# Excerpt start
The Black Voices section of the Huffington Post, ran that article Why It’s So Hard to Talk to White People About Racism earlier last week.

Mainstream dictionary definitions reduce racism to individual racial prejudice and the intentional actions that result. The people that commit these intentional acts are deemed bad, and those that don’t are good. If we are against racism and unaware of committing racist acts, we can’t be racist; racism and being a good person have become mutually exclusive. […]
Social scientists understand racism as a multidimensional and highly adaptive system — a system that ensures an unequal distribution of resources between racial groups. Because whites built and dominate all significant institutions, (often at the expense of and on the uncompensated labor of other groups), their interests are embedded in the foundation of U.S. society. While individual whites may be against racism, they still benefit from the distribution of resources controlled by their group.

Yes, an individual person of color can sit at the tables of power, but the overwhelming majority of decision-makers will be white. Yes, white people can have problems and face barriers, but systematic racism won’t be one of them. This distinction — between individual prejudice and a system of unequal institutionalized racial power — is fundamental.
# Excerpt end
# Data supplied start
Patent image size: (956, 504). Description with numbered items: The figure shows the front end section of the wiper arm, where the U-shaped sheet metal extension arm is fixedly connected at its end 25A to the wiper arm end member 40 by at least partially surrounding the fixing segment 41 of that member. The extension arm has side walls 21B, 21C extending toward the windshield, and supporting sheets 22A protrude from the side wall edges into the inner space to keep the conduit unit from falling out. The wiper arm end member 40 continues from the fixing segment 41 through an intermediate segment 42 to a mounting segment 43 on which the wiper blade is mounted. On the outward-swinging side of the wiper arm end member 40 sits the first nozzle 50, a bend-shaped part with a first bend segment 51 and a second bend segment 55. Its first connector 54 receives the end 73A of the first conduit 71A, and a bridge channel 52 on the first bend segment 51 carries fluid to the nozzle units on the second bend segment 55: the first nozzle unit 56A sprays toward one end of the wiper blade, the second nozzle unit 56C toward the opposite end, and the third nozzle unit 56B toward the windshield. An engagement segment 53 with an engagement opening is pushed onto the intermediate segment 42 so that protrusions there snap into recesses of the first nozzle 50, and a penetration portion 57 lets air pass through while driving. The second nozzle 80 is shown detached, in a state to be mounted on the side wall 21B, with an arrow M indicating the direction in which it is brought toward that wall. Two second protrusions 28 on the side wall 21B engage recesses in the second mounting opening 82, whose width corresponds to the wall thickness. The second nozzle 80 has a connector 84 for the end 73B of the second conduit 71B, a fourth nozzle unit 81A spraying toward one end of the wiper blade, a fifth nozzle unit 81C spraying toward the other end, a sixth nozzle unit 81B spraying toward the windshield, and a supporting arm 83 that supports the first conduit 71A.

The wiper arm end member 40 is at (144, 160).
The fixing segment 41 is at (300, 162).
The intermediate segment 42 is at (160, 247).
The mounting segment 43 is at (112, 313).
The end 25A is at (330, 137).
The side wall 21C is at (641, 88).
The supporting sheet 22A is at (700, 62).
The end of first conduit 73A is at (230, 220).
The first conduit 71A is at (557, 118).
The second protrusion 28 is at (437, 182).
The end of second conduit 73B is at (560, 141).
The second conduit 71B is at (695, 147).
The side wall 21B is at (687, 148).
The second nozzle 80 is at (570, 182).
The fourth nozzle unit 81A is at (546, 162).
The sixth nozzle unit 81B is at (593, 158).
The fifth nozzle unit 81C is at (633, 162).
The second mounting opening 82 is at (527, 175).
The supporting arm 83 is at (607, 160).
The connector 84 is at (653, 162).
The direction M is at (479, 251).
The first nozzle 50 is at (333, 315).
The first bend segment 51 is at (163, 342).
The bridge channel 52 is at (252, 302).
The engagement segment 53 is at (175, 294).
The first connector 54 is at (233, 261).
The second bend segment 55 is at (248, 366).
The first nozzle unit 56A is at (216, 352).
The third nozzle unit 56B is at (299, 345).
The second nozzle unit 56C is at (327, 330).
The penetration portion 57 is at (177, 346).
# Data supplied end
# Data supplied start
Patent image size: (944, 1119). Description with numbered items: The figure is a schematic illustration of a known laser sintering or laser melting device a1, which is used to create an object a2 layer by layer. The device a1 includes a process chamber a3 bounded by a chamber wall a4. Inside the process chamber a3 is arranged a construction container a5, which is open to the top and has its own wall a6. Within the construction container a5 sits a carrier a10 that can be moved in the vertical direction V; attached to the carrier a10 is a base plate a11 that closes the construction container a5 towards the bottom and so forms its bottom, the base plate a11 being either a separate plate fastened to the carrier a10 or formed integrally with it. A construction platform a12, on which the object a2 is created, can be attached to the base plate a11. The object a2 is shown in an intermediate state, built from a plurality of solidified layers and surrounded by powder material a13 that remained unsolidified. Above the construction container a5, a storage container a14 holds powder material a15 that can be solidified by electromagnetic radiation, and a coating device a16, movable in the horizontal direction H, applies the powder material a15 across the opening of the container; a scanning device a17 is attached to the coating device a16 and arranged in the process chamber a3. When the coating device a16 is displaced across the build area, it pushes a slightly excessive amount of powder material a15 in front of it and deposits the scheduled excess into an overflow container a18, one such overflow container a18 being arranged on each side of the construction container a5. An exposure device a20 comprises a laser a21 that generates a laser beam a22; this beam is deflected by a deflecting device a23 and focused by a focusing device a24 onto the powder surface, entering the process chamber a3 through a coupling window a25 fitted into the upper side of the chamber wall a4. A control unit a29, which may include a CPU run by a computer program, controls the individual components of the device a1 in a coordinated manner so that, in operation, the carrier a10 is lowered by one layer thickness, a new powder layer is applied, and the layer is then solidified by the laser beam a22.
# Data supplied end
• What to do
A. In the excerpt on racism, how do social scientists understand racism?
B. Retype the part of the racism excerpt that opens with the words containing "Mainstream dictionary definitions" and closes with "by their group.".
C. Write what comes next in the excerpt on racism, picking up after its last sentence.

• Responses by task
A. As a multidimensional and highly adaptive system that ensures an unequal distribution of resources between racial groups.

B.
Mainstream dictionary definitions reduce racism to individual racial prejudice and the intentional actions that result. The people that commit these intentional acts are deemed bad, and those that don’t are good. If we are against racism and unaware of committing racist acts, we can’t be racist; racism and being a good person have become mutually exclusive. […]
Social scientists understand racism as a multidimensional and highly adaptive system — a system that ensures an unequal distribution of resources between racial groups. Because whites built and dominate all significant institutions, (often at the expense of and on the uncompensated labor of other groups), their interests are embedded in the foundation of U.S. society. While individual whites may be against racism, they still benefit from the distribution of resources controlled by their group.

C.
The article is very US-focused, but the mechanics would apply to many situations. The article allowed me to get my head around a few concepts that I saw and witnessed, but could not completely get my head around. The fact that is it written by a white researcher gives a different perspective:

Individualism: Whites are taught to see themselves as individuals, rather than as part of a racial group. Individualism enables us to deny that racism is structured into the fabric of society. This erases our history and hides the way in which wealth has accumulated over generations and benefits us, as a group, today. It also allows us to distance ourselves from the history and actions of our group. Thus we get very irate when we are “accused” of racism, because as individuals, we are “different” from other white people and expect to be seen as such; we find intolerable any suggestion that our behavior or perspectives are typical of our group as a whole.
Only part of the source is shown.